Exercise:
Gather, from the listing beneath this task, every line holding the string "Monsieur".

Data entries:
-- start --

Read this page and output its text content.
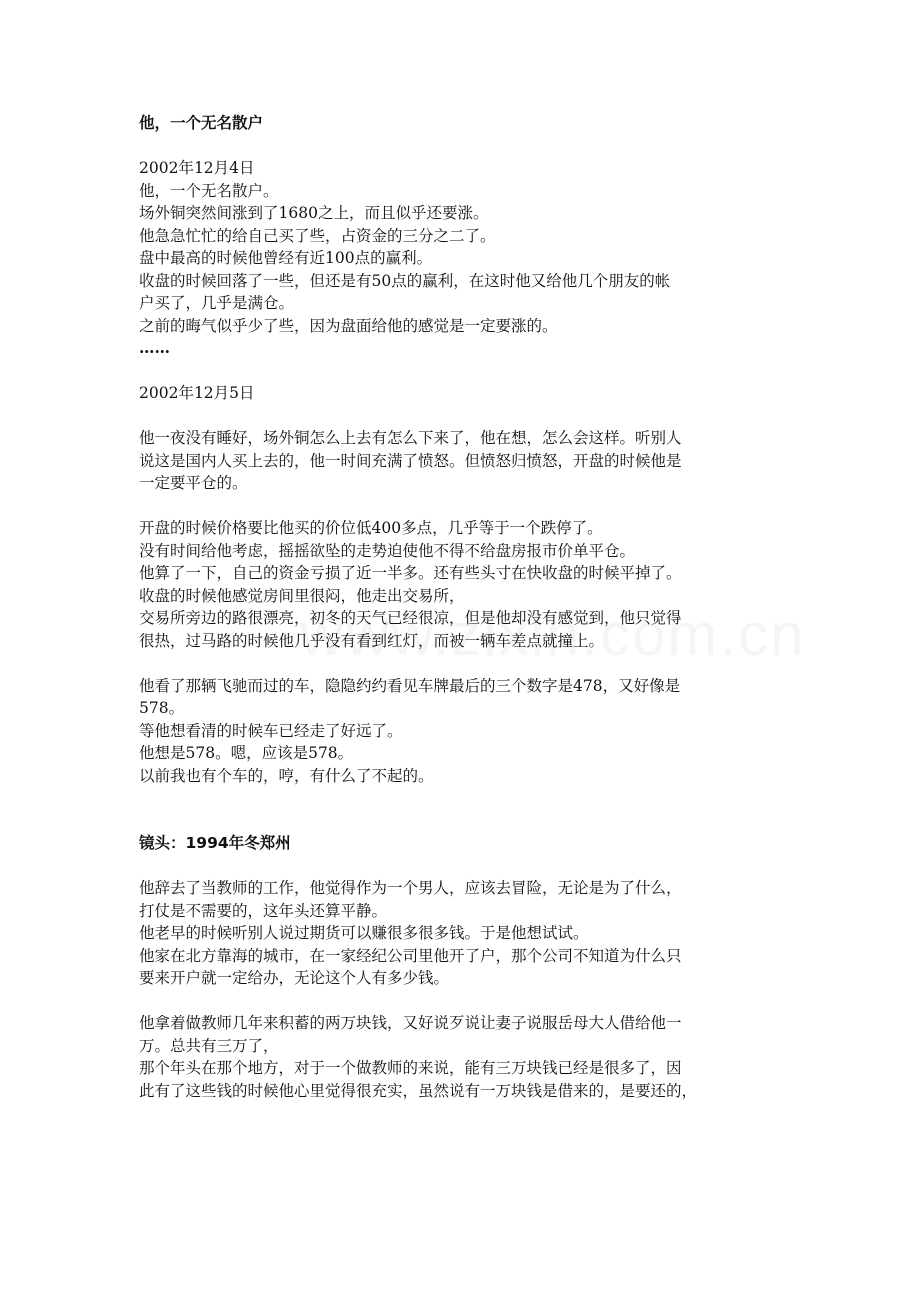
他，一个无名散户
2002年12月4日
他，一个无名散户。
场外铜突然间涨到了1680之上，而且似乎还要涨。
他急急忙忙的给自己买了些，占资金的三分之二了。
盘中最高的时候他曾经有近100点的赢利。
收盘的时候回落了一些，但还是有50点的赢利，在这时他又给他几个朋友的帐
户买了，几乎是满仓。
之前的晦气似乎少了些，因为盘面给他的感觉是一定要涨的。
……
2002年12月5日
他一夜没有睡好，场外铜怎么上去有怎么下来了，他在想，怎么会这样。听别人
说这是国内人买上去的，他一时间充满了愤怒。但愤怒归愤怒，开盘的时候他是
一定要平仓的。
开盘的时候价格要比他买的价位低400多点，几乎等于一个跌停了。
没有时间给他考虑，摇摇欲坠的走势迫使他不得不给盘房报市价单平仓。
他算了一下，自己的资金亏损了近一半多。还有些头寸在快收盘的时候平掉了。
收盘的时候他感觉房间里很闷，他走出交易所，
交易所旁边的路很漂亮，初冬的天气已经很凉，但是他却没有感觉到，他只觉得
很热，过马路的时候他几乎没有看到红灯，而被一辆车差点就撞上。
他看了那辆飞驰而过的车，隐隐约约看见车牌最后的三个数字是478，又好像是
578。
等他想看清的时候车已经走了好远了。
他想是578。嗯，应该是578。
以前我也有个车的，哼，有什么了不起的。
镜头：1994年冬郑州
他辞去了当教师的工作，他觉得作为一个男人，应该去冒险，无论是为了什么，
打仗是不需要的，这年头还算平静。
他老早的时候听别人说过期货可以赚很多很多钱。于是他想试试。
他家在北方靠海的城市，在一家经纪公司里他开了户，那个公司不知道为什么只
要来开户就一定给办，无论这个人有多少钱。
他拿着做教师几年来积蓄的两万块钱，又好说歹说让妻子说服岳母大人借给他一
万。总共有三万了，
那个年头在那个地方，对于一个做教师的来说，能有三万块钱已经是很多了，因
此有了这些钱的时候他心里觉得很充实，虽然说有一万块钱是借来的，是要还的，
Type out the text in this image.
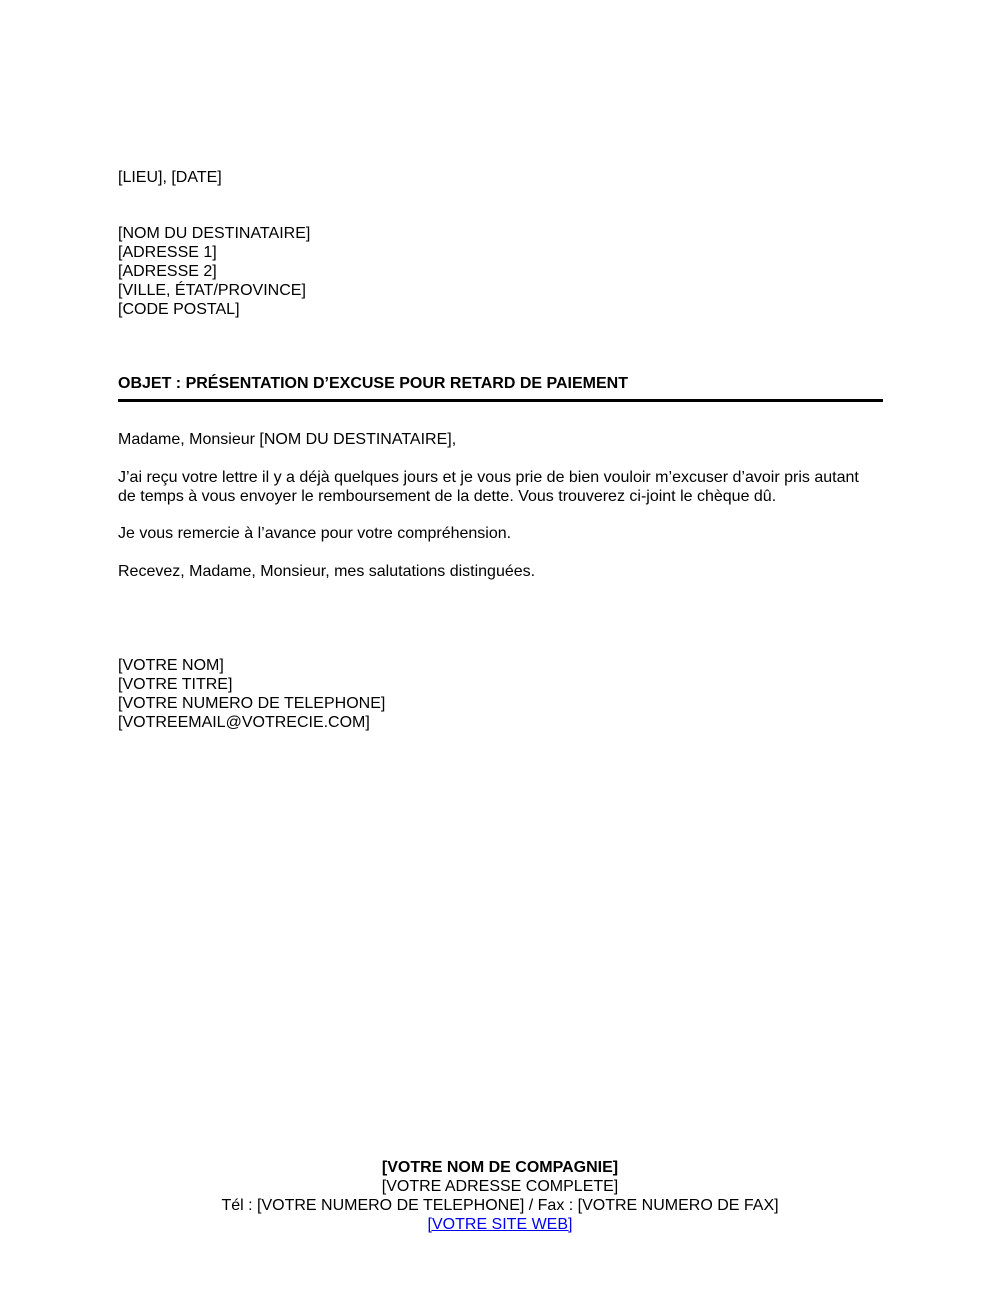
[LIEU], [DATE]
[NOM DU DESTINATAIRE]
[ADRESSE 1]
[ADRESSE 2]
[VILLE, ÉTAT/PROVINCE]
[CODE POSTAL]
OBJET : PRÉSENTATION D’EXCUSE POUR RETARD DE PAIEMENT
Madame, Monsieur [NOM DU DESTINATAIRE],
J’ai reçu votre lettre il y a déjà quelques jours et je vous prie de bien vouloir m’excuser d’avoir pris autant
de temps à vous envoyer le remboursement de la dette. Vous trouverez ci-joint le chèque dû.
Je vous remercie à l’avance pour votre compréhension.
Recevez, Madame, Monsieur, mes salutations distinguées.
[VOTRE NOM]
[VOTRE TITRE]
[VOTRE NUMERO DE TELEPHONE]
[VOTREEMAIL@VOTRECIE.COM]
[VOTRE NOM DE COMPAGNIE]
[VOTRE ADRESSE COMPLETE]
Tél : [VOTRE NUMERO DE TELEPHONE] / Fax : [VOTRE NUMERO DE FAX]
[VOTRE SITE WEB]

-- end --
-- start --

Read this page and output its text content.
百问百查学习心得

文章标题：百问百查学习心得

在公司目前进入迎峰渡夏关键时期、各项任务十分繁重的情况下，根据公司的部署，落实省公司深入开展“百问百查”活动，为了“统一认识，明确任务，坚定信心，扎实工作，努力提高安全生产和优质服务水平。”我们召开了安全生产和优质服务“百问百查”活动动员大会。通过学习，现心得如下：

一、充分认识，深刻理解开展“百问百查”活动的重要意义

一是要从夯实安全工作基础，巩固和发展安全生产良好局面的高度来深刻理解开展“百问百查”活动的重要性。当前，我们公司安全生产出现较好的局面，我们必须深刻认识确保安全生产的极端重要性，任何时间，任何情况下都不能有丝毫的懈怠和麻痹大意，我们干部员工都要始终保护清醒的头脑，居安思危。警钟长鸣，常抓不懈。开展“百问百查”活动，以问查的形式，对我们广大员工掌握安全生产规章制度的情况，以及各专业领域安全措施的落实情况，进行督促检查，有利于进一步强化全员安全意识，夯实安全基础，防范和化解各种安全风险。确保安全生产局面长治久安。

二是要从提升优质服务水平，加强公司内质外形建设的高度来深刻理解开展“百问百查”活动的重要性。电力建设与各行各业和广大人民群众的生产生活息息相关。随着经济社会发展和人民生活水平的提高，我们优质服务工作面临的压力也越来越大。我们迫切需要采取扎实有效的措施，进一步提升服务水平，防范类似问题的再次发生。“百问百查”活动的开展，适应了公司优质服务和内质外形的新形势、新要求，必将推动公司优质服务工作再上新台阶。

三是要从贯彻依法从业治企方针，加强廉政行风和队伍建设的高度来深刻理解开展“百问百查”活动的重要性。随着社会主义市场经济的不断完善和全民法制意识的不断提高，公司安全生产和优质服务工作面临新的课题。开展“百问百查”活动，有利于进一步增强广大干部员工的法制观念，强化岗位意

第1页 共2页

-- end --

Solution below:
Madame, Monsieur [NOM DU DESTINATAIRE],
Recevez, Madame, Monsieur, mes salutations distinguées.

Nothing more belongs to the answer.